**Passage:**
****************

Reputation: 311
I've been following a convolution neural network tutorial using Tensorflow from YouTube videos and the Tensorflow CNN tutorial on the MNIST data-set. I used these tutorials to create my own CNN on audio data. The goal is to identify the voice out of 33 speakers using CNN. The data has been wrangled already so that it's shape of the test set is (8404, 1, 500, 1) so that convolution can be applied. Each segment of audio is 500 long and there are 8404 samples in the test set. My problem is at the training step. I get the following error:
ValueError: Cannot feed value of shape (128, 1, 500, 1) for Tensor 'Placeholder:0', which has shape '(?, 500)'
I googled this ValueError and people have solved this by reshaping the batch_x to the expected dimensions. So I tried the following line of code:
batch_x = np.reshape(batch_x, [-1, 500])
I had no luck with this reshape. Has anyone delt with this problem? Below is the code.
import numpy as np
import tensorflow as tf
npzfile = np.load('saved_data_file_33.npz')
train_segs = npzfile['train_segs'] # Seg train data
train_labels = npzfile['train_labels'] # train labels
train_labels_1h = npzfile['train_labels_1h'] # One hot encoding for training data
epochs = 1
batch_size = 128
learning_rate = 0.01
classes = len(train_labels_1h[0,:]) # 33 classes
seg_size = len(test_segs[0,0,:,0]) # 500 long
x = tf.placeholder(tf.float32, [None, seg_size])

****************

**Written request 1:** Reproduce the records word for word, starting at their first line and ending at the line containing "view-common-questions-link[interactable]: View Common", with both of those lines included.

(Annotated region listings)
****************

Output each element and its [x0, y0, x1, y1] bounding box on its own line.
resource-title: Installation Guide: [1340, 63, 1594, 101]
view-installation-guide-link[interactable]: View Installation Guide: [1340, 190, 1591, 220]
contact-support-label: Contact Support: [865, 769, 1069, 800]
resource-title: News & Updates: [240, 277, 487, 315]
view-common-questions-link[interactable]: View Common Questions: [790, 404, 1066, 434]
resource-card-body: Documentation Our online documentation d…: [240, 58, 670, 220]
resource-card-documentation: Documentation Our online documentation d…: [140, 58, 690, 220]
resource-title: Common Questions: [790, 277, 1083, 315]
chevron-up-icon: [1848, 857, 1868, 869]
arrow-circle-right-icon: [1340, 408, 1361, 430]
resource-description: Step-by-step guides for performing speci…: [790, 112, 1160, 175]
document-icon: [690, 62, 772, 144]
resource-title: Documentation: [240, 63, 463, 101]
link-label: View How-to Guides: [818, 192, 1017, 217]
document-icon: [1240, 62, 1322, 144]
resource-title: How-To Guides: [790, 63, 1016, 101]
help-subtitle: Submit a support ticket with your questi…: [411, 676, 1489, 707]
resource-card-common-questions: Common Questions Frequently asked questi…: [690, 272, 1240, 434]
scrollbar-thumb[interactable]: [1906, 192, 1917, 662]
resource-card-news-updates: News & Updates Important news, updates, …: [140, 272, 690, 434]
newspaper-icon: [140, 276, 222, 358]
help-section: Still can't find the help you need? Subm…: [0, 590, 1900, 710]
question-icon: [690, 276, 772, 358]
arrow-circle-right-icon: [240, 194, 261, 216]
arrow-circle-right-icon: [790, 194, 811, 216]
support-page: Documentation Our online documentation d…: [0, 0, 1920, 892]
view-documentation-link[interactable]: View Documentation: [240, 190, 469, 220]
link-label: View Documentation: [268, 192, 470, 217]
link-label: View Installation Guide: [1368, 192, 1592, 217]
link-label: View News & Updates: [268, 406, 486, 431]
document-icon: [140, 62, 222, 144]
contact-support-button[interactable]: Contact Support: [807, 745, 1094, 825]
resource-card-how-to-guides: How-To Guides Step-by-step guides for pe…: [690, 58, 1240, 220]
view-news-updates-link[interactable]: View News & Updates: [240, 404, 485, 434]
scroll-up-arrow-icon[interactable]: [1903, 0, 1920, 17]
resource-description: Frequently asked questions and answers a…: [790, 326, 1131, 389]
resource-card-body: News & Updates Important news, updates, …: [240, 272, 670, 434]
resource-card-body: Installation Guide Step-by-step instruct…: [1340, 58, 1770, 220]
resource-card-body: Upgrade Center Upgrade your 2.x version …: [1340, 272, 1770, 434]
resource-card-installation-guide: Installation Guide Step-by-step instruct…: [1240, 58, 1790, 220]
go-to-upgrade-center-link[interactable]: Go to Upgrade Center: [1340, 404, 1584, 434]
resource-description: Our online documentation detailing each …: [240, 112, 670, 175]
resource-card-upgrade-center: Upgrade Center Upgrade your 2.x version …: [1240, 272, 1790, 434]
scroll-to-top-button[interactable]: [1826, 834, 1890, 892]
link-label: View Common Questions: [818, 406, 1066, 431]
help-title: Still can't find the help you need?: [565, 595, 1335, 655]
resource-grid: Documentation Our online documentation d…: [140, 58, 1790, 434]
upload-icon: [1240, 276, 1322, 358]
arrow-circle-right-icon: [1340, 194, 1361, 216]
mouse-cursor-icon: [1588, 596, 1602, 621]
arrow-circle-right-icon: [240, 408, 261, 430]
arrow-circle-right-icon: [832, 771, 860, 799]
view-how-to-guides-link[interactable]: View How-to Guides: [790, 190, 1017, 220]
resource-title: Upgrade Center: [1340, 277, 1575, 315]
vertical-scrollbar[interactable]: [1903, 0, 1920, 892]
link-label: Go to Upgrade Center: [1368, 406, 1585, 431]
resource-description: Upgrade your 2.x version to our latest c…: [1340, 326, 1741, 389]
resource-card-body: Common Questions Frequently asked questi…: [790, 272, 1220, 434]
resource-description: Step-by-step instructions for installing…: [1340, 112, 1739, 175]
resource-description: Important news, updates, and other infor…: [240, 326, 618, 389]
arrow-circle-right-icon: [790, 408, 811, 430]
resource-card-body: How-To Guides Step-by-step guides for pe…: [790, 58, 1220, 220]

****************

**Written request 2:** According to the forum thread, how many speakers is the network meant to identify?

**Expected output 1:**
Output each element and its [x0, y0, x1, y1] bounding box on its own line.
resource-title: Installation Guide: [1340, 63, 1594, 101]
view-installation-guide-link[interactable]: View Installation Guide: [1340, 190, 1591, 220]
contact-support-label: Contact Support: [865, 769, 1069, 800]
resource-title: News & Updates: [240, 277, 487, 315]
view-common-questions-link[interactable]: View Common Questions: [790, 404, 1066, 434]

**Expected output 2:** 33 speakers.